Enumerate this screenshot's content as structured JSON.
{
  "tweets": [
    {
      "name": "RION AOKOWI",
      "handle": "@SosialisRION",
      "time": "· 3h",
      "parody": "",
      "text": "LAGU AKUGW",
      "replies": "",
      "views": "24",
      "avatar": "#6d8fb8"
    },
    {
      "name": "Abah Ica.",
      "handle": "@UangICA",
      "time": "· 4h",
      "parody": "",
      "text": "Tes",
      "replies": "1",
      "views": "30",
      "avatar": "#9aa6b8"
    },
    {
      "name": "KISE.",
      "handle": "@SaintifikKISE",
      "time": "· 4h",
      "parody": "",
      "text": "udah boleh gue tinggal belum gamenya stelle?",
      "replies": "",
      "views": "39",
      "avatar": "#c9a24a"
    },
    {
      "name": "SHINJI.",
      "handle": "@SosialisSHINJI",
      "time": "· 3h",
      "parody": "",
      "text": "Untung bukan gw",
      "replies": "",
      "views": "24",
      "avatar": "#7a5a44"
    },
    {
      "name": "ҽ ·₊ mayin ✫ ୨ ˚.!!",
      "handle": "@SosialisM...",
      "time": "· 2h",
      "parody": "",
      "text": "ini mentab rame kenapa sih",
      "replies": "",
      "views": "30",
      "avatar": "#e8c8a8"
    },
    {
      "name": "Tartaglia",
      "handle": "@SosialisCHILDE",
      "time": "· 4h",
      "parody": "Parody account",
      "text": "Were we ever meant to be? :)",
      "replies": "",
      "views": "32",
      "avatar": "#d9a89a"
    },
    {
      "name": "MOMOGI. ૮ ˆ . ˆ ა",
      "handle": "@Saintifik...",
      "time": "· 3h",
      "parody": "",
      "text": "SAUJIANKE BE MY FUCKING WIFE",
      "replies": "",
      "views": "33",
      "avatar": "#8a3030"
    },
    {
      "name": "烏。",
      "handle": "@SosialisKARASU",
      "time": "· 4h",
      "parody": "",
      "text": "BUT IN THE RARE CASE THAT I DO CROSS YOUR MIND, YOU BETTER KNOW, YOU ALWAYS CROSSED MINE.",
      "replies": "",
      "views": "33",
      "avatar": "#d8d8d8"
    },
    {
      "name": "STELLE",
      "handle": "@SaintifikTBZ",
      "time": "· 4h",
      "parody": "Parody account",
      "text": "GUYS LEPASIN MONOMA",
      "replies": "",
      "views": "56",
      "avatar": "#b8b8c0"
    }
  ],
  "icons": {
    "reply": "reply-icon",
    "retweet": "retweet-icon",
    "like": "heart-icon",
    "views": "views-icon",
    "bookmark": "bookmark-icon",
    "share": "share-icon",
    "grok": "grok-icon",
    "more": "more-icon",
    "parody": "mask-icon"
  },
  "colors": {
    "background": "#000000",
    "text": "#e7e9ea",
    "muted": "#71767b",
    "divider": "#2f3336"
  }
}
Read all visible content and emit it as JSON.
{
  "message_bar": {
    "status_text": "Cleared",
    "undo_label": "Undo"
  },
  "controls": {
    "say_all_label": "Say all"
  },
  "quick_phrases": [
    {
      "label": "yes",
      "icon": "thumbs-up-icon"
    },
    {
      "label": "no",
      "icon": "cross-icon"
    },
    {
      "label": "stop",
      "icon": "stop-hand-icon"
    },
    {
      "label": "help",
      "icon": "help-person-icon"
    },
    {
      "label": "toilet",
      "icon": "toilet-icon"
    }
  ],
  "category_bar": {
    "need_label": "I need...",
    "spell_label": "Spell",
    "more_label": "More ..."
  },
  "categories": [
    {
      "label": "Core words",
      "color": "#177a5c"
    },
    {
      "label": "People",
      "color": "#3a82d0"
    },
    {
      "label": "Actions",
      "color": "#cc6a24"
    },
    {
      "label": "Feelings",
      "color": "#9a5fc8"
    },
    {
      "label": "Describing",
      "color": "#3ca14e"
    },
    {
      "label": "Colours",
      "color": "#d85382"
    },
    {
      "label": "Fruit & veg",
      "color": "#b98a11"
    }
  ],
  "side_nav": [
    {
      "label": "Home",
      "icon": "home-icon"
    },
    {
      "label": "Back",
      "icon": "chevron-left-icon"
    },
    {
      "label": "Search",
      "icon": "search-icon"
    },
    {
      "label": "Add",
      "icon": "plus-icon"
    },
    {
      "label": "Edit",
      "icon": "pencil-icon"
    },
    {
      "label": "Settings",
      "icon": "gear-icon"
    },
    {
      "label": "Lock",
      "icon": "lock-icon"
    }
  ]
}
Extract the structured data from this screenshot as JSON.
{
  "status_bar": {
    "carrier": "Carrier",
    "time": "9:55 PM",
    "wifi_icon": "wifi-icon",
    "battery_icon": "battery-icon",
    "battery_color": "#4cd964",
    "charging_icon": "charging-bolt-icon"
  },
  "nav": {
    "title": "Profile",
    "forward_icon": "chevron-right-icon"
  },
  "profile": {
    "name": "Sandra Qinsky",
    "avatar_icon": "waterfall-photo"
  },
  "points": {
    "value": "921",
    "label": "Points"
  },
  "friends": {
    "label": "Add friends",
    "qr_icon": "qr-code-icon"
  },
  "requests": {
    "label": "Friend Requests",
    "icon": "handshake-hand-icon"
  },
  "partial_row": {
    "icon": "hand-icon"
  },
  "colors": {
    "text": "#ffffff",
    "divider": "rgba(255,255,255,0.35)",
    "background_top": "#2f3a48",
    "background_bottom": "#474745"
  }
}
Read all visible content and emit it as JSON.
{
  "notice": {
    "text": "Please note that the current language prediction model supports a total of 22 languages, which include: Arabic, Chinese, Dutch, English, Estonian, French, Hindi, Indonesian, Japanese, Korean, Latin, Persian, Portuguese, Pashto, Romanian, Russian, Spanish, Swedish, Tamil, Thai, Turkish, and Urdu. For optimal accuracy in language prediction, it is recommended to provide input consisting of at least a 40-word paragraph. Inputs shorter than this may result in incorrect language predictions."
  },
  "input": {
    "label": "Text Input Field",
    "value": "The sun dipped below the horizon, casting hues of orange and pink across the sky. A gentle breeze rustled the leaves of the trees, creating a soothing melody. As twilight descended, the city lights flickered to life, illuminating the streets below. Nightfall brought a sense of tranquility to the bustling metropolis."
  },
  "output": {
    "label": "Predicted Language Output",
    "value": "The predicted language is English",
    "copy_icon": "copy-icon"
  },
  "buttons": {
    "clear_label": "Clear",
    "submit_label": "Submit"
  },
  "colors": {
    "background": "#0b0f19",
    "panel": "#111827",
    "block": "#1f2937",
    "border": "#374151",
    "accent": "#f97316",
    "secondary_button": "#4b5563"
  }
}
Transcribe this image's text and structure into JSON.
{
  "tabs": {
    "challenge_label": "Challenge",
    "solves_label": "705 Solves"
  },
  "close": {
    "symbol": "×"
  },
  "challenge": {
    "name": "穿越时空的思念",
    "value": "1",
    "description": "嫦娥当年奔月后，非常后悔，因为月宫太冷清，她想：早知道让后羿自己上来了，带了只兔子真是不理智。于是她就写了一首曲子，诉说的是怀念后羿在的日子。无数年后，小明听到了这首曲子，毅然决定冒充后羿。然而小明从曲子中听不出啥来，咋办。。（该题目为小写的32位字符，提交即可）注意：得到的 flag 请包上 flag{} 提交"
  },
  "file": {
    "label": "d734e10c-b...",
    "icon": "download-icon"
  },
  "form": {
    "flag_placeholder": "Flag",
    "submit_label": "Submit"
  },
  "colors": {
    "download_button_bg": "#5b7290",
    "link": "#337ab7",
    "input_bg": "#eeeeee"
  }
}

************

To be done:
Take the listing above and write it out again exactly.

Response for this exercise:
Enumerate this screenshot's content as structured JSON.
{
  "tweets": [
    {
      "name": "RION AOKOWI",
      "handle": "@SosialisRION",
      "time": "· 3h",
      "parody": "",
      "text": "LAGU AKUGW",
      "replies": "",
      "views": "24",
      "avatar": "#6d8fb8"
    },
    {
      "name": "Abah Ica.",
      "handle": "@UangICA",
      "time": "· 4h",
      "parody": "",
      "text": "Tes",
      "replies": "1",
      "views": "30",
      "avatar": "#9aa6b8"
    },
    {
      "name": "KISE.",
      "handle": "@SaintifikKISE",
      "time": "· 4h",
      "parody": "",
      "text": "udah boleh gue tinggal belum gamenya stelle?",
      "replies": "",
      "views": "39",
      "avatar": "#c9a24a"
    },
    {
      "name": "SHINJI.",
      "handle": "@SosialisSHINJI",
      "time": "· 3h",
      "parody": "",
      "text": "Untung bukan gw",
      "replies": "",
      "views": "24",
      "avatar": "#7a5a44"
    },
    {
      "name": "ҽ ·₊ mayin ✫ ୨ ˚.!!",
      "handle": "@SosialisM...",
      "time": "· 2h",
      "parody": "",
      "text": "ini mentab rame kenapa sih",
      "replies": "",
      "views": "30",
      "avatar": "#e8c8a8"
    },
    {
      "name": "Tartaglia",
      "handle": "@SosialisCHILDE",
      "time": "· 4h",
      "parody": "Parody account",
      "text": "Were we ever meant to be? :)",
      "replies": "",
      "views": "32",
      "avatar": "#d9a89a"
    },
    {
      "name": "MOMOGI. ૮ ˆ . ˆ ა",
      "handle": "@Saintifik...",
      "time": "· 3h",
      "parody": "",
      "text": "SAUJIANKE BE MY FUCKING WIFE",
      "replies": "",
      "views": "33",
      "avatar": "#8a3030"
    },
    {
      "name": "烏。",
      "handle": "@SosialisKARASU",
      "time": "· 4h",
      "parody": "",
      "text": "BUT IN THE RARE CASE THAT I DO CROSS YOUR MIND, YOU BETTER KNOW, YOU ALWAYS CROSSED MINE.",
      "replies": "",
      "views": "33",
      "avatar": "#d8d8d8"
    },
    {
      "name": "STELLE",
      "handle": "@SaintifikTBZ",
      "time": "· 4h",
      "parody": "Parody account",
      "text": "GUYS LEPASIN MONOMA",
      "replies": "",
      "views": "56",
      "avatar": "#b8b8c0"
    }
  ],
  "icons": {
    "reply": "reply-icon",
    "retweet": "retweet-icon",
    "like": "heart-icon",
    "views": "views-icon",
    "bookmark": "bookmark-icon",
    "share": "share-icon",
    "grok": "grok-icon",
    "more": "more-icon",
    "parody": "mask-icon"
  },
  "colors": {
    "background": "#000000",
    "text": "#e7e9ea",
    "muted": "#71767b",
    "divider": "#2f3336"
  }
}
Read all visible content and emit it as JSON.
{
  "message_bar": {
    "status_text": "Cleared",
    "undo_label": "Undo"
  },
  "controls": {
    "say_all_label": "Say all"
  },
  "quick_phrases": [
    {
      "label": "yes",
      "icon": "thumbs-up-icon"
    },
    {
      "label": "no",
      "icon": "cross-icon"
    },
    {
      "label": "stop",
      "icon": "stop-hand-icon"
    },
    {
      "label": "help",
      "icon": "help-person-icon"
    },
    {
      "label": "toilet",
      "icon": "toilet-icon"
    }
  ],
  "category_bar": {
    "need_label": "I need...",
    "spell_label": "Spell",
    "more_label": "More ..."
  },
  "categories": [
    {
      "label": "Core words",
      "color": "#177a5c"
    },
    {
      "label": "People",
      "color": "#3a82d0"
    },
    {
      "label": "Actions",
      "color": "#cc6a24"
    },
    {
      "label": "Feelings",
      "color": "#9a5fc8"
    },
    {
      "label": "Describing",
      "color": "#3ca14e"
    },
    {
      "label": "Colours",
      "color": "#d85382"
    },
    {
      "label": "Fruit & veg",
      "color": "#b98a11"
    }
  ],
  "side_nav": [
    {
      "label": "Home",
      "icon": "home-icon"
    },
    {
      "label": "Back",
      "icon": "chevron-left-icon"
    },
    {
      "label": "Search",
      "icon": "search-icon"
    },
    {
      "label": "Add",
      "icon": "plus-icon"
    },
    {
      "label": "Edit",
      "icon": "pencil-icon"
    },
    {
      "label": "Settings",
      "icon": "gear-icon"
    },
    {
      "label": "Lock",
      "icon": "lock-icon"
    }
  ]
}
Extract the structured data from this screenshot as JSON.
{
  "status_bar": {
    "carrier": "Carrier",
    "time": "9:55 PM",
    "wifi_icon": "wifi-icon",
    "battery_icon": "battery-icon",
    "battery_color": "#4cd964",
    "charging_icon": "charging-bolt-icon"
  },
  "nav": {
    "title": "Profile",
    "forward_icon": "chevron-right-icon"
  },
  "profile": {
    "name": "Sandra Qinsky",
    "avatar_icon": "waterfall-photo"
  },
  "points": {
    "value": "921",
    "label": "Points"
  },
  "friends": {
    "label": "Add friends",
    "qr_icon": "qr-code-icon"
  },
  "requests": {
    "label": "Friend Requests",
    "icon": "handshake-hand-icon"
  },
  "partial_row": {
    "icon": "hand-icon"
  },
  "colors": {
    "text": "#ffffff",
    "divider": "rgba(255,255,255,0.35)",
    "background_top": "#2f3a48",
    "background_bottom": "#474745"
  }
}
Read all visible content and emit it as JSON.
{
  "notice": {
    "text": "Please note that the current language prediction model supports a total of 22 languages, which include: Arabic, Chinese, Dutch, English, Estonian, French, Hindi, Indonesian, Japanese, Korean, Latin, Persian, Portuguese, Pashto, Romanian, Russian, Spanish, Swedish, Tamil, Thai, Turkish, and Urdu. For optimal accuracy in language prediction, it is recommended to provide input consisting of at least a 40-word paragraph. Inputs shorter than this may result in incorrect language predictions."
  },
  "input": {
    "label": "Text Input Field",
    "value": "The sun dipped below the horizon, casting hues of orange and pink across the sky. A gentle breeze rustled the leaves of the trees, creating a soothing melody. As twilight descended, the city lights flickered to life, illuminating the streets below. Nightfall brought a sense of tranquility to the bustling metropolis."
  },
  "output": {
    "label": "Predicted Language Output",
    "value": "The predicted language is English",
    "copy_icon": "copy-icon"
  },
  "buttons": {
    "clear_label": "Clear",
    "submit_label": "Submit"
  },
  "colors": {
    "background": "#0b0f19",
    "panel": "#111827",
    "block": "#1f2937",
    "border": "#374151",
    "accent": "#f97316",
    "secondary_button": "#4b5563"
  }
}
Transcribe this image's text and structure into JSON.
{
  "tabs": {
    "challenge_label": "Challenge",
    "solves_label": "705 Solves"
  },
  "close": {
    "symbol": "×"
  },
  "challenge": {
    "name": "穿越时空的思念",
    "value": "1",
    "description": "嫦娥当年奔月后，非常后悔，因为月宫太冷清，她想：早知道让后羿自己上来了，带了只兔子真是不理智。于是她就写了一首曲子，诉说的是怀念后羿在的日子。无数年后，小明听到了这首曲子，毅然决定冒充后羿。然而小明从曲子中听不出啥来，咋办。。（该题目为小写的32位字符，提交即可）注意：得到的 flag 请包上 flag{} 提交"
  },
  "file": {
    "label": "d734e10c-b...",
    "icon": "download-icon"
  },
  "form": {
    "flag_placeholder": "Flag",
    "submit_label": "Submit"
  },
  "colors": {
    "download_button_bg": "#5b7290",
    "link": "#337ab7",
    "input_bg": "#eeeeee"
  }
}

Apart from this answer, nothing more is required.